== Brief ==
Write out the material again word for word, dropping any images it holds.

== The input ==
○ ○ ○ ○ ○ ○ ○

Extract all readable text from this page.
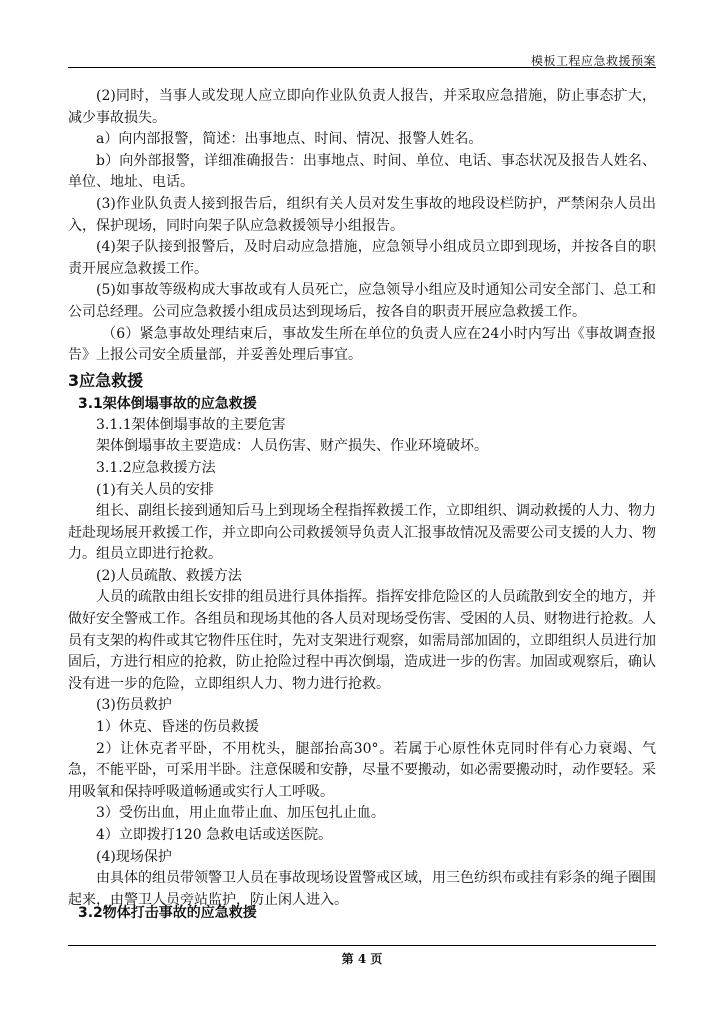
模板工程应急救援预案

(2)同时，当事人或发现人应立即向作业队负责人报告，并采取应急措施，防止事态扩大，减少事故损失。

a）向内部报警，简述：出事地点、时间、情况、报警人姓名。

b）向外部报警，详细准确报告：出事地点、时间、单位、电话、事态状况及报告人姓名、单位、地址、电话。

(3)作业队负责人接到报告后，组织有关人员对发生事故的地段设栏防护，严禁闲杂人员出入，保护现场，同时向架子队应急救援领导小组报告。

(4)架子队接到报警后，及时启动应急措施，应急领导小组成员立即到现场，并按各自的职责开展应急救援工作。

(5)如事故等级构成大事故或有人员死亡，应急领导小组应及时通知公司安全部门、总工和公司总经理。公司应急救援小组成员达到现场后，按各自的职责开展应急救援工作。

（6）紧急事故处理结束后，事故发生所在单位的负责人应在24小时内写出《事故调查报告》上报公司安全质量部，并妥善处理后事宜。

3应急救援
3.1架体倒塌事故的应急救援

3.1.1架体倒塌事故的主要危害

架体倒塌事故主要造成：人员伤害、财产损失、作业环境破坏。

3.1.2应急救援方法

(1)有关人员的安排

组长、副组长接到通知后马上到现场全程指挥救援工作，立即组织、调动救援的人力、物力赶赴现场展开救援工作，并立即向公司救援领导负责人汇报事故情况及需要公司支援的人力、物力。组员立即进行抢救。

(2)人员疏散、救援方法

人员的疏散由组长安排的组员进行具体指挥。指挥安排危险区的人员疏散到安全的地方，并做好安全警戒工作。各组员和现场其他的各人员对现场受伤害、受困的人员、财物进行抢救。人员有支架的构件或其它物件压住时，先对支架进行观察，如需局部加固的，立即组织人员进行加固后，方进行相应的抢救，防止抢险过程中再次倒塌，造成进一步的伤害。加固或观察后，确认没有进一步的危险，立即组织人力、物力进行抢救。

(3)伤员救护

1）休克、昏迷的伤员救援

2）让休克者平卧，不用枕头，腿部抬高30°。若属于心原性休克同时伴有心力衰竭、气急，不能平卧，可采用半卧。注意保暖和安静，尽量不要搬动，如必需要搬动时，动作要轻。采用吸氧和保持呼吸道畅通或实行人工呼吸。

3）受伤出血，用止血带止血、加压包扎止血。

4）立即拨打120 急救电话或送医院。

(4)现场保护

由具体的组员带领警卫人员在事故现场设置警戒区域，用三色纺织布或挂有彩条的绳子圈围起来，由警卫人员旁站监护，防止闲人进入。

3.2物体打击事故的应急救援
第 4 页
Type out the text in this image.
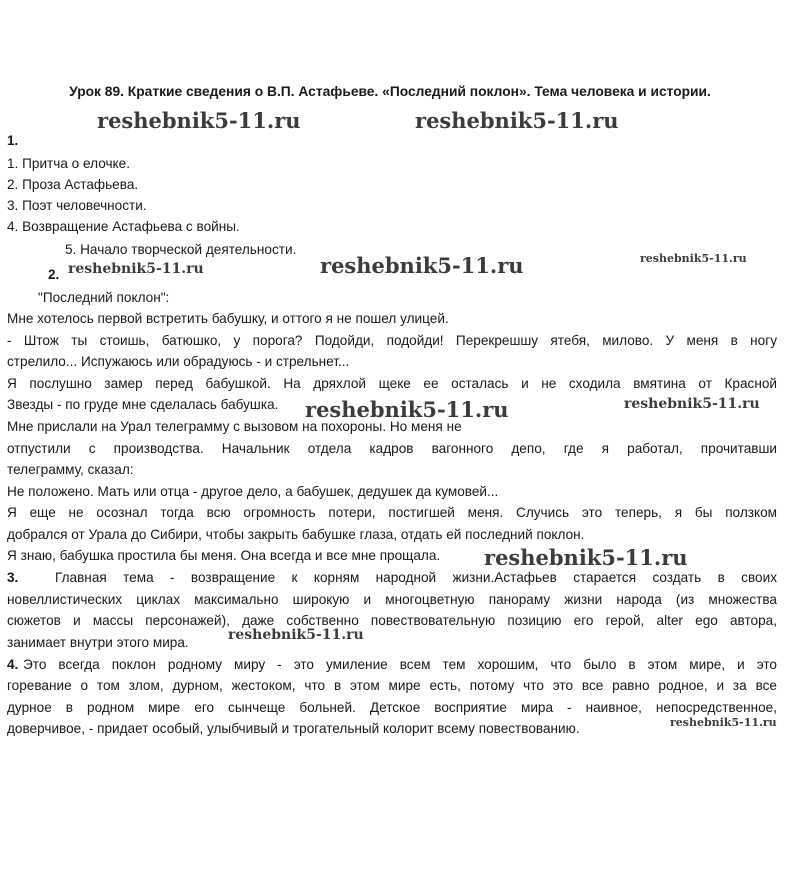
Урок 89. Краткие сведения о В.П. Астафьеве. «Последний поклон». Тема человека и истории.
1.
1. Притча о елочке.
2. Проза Астафьева.
3. Поэт человечности.
4. Возвращение Астафьева с войны.
5. Начало творческой деятельности.
2.
"Последний поклон":
Мне хотелось первой встретить бабушку, и оттого я не пошел улицей.
- Штож ты стоишь, батюшко, у порога? Подойди, подойди! Перекрешшу ятебя, милово. У меня в ногу
стрелило... Испужаюсь или обрадуюсь - и стрельнет...
Я послушно замер перед бабушкой. На дряхлой щеке ее осталась и не сходила вмятина от Красной
Звезды - по груде мне сделалась бабушка.
Мне прислали на Урал телеграмму с вызовом на похороны. Но меня не
отпустили с производства. Начальник отдела кадров вагонного депо, где я работал, прочитавши
телеграмму, сказал:
Не положено. Мать или отца - другое дело, а бабушек, дедушек да кумовей...
Я еще не осознал тогда всю огромность потери, постигшей меня. Случись это теперь, я бы ползком
добрался от Урала до Сибири, чтобы закрыть бабушке глаза, отдать ей последний поклон.
Я знаю, бабушка простила бы меня. Она всегда и все мне прощала.
3.	Главная тема - возвращение к корням народной жизни.Астафьев старается создать в своих
новеллистических циклах максимально широкую и многоцветную панораму жизни народа (из множества
сюжетов и массы персонажей), даже собственно повествовательную позицию его герой, alter ego автора,
занимает внутри этого мира.
4. Это всегда поклон родному миру - это умиление всем тем хорошим, что было в этом мире, и это
горевание о том злом, дурном, жестоком, что в этом мире есть, потому что это все равно родное, и за все
дурное в родном мире его сынчеще больней. Детское восприятие мира - наивное, непосредственное,
доверчивое, - придает особый, улыбчивый и трогательный колорит всему повествованию.
reshebnik5-11.ru	reshebnik5-11.ru
reshebnik5-11.ru	reshebnik5-11.ru	reshebnik5-11.ru
reshebnik5-11.ru	reshebnik5-11.ru
reshebnik5-11.ru
reshebnik5-11.ru
reshebnik5-11.ru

○ ○ ○ ○ ○ ○ ○

== Response ==
Extract all readable text from this page.
模板工程应急救援预案

(2)同时，当事人或发现人应立即向作业队负责人报告，并采取应急措施，防止事态扩大，减少事故损失。

a）向内部报警，简述：出事地点、时间、情况、报警人姓名。

b）向外部报警，详细准确报告：出事地点、时间、单位、电话、事态状况及报告人姓名、单位、地址、电话。

(3)作业队负责人接到报告后，组织有关人员对发生事故的地段设栏防护，严禁闲杂人员出入，保护现场，同时向架子队应急救援领导小组报告。

(4)架子队接到报警后，及时启动应急措施，应急领导小组成员立即到现场，并按各自的职责开展应急救援工作。

(5)如事故等级构成大事故或有人员死亡，应急领导小组应及时通知公司安全部门、总工和公司总经理。公司应急救援小组成员达到现场后，按各自的职责开展应急救援工作。

（6）紧急事故处理结束后，事故发生所在单位的负责人应在24小时内写出《事故调查报告》上报公司安全质量部，并妥善处理后事宜。

3应急救援
3.1架体倒塌事故的应急救援

3.1.1架体倒塌事故的主要危害

架体倒塌事故主要造成：人员伤害、财产损失、作业环境破坏。

3.1.2应急救援方法

(1)有关人员的安排

组长、副组长接到通知后马上到现场全程指挥救援工作，立即组织、调动救援的人力、物力赶赴现场展开救援工作，并立即向公司救援领导负责人汇报事故情况及需要公司支援的人力、物力。组员立即进行抢救。

(2)人员疏散、救援方法

人员的疏散由组长安排的组员进行具体指挥。指挥安排危险区的人员疏散到安全的地方，并做好安全警戒工作。各组员和现场其他的各人员对现场受伤害、受困的人员、财物进行抢救。人员有支架的构件或其它物件压住时，先对支架进行观察，如需局部加固的，立即组织人员进行加固后，方进行相应的抢救，防止抢险过程中再次倒塌，造成进一步的伤害。加固或观察后，确认没有进一步的危险，立即组织人力、物力进行抢救。

(3)伤员救护

1）休克、昏迷的伤员救援

2）让休克者平卧，不用枕头，腿部抬高30°。若属于心原性休克同时伴有心力衰竭、气急，不能平卧，可采用半卧。注意保暖和安静，尽量不要搬动，如必需要搬动时，动作要轻。采用吸氧和保持呼吸道畅通或实行人工呼吸。

3）受伤出血，用止血带止血、加压包扎止血。

4）立即拨打120 急救电话或送医院。

(4)现场保护

由具体的组员带领警卫人员在事故现场设置警戒区域，用三色纺织布或挂有彩条的绳子圈围起来，由警卫人员旁站监护，防止闲人进入。

3.2物体打击事故的应急救援
第 4 页
Type out the text in this image.
Урок 89. Краткие сведения о В.П. Астафьеве. «Последний поклон». Тема человека и истории.
1.
1. Притча о елочке.
2. Проза Астафьева.
3. Поэт человечности.
4. Возвращение Астафьева с войны.
5. Начало творческой деятельности.
2.
"Последний поклон":
Мне хотелось первой встретить бабушку, и оттого я не пошел улицей.
- Штож ты стоишь, батюшко, у порога? Подойди, подойди! Перекрешшу ятебя, милово. У меня в ногу
стрелило... Испужаюсь или обрадуюсь - и стрельнет...
Я послушно замер перед бабушкой. На дряхлой щеке ее осталась и не сходила вмятина от Красной
Звезды - по груде мне сделалась бабушка.
Мне прислали на Урал телеграмму с вызовом на похороны. Но меня не
отпустили с производства. Начальник отдела кадров вагонного депо, где я работал, прочитавши
телеграмму, сказал:
Не положено. Мать или отца - другое дело, а бабушек, дедушек да кумовей...
Я еще не осознал тогда всю огромность потери, постигшей меня. Случись это теперь, я бы ползком
добрался от Урала до Сибири, чтобы закрыть бабушке глаза, отдать ей последний поклон.
Я знаю, бабушка простила бы меня. Она всегда и все мне прощала.
3.	Главная тема - возвращение к корням народной жизни.Астафьев старается создать в своих
новеллистических циклах максимально широкую и многоцветную панораму жизни народа (из множества
сюжетов и массы персонажей), даже собственно повествовательную позицию его герой, alter ego автора,
занимает внутри этого мира.
4. Это всегда поклон родному миру - это умиление всем тем хорошим, что было в этом мире, и это
горевание о том злом, дурном, жестоком, что в этом мире есть, потому что это все равно родное, и за все
дурное в родном мире его сынчеще больней. Детское восприятие мира - наивное, непосредственное,
доверчивое, - придает особый, улыбчивый и трогательный колорит всему повествованию.
reshebnik5-11.ru	reshebnik5-11.ru
reshebnik5-11.ru	reshebnik5-11.ru	reshebnik5-11.ru
reshebnik5-11.ru	reshebnik5-11.ru
reshebnik5-11.ru
reshebnik5-11.ru
reshebnik5-11.ru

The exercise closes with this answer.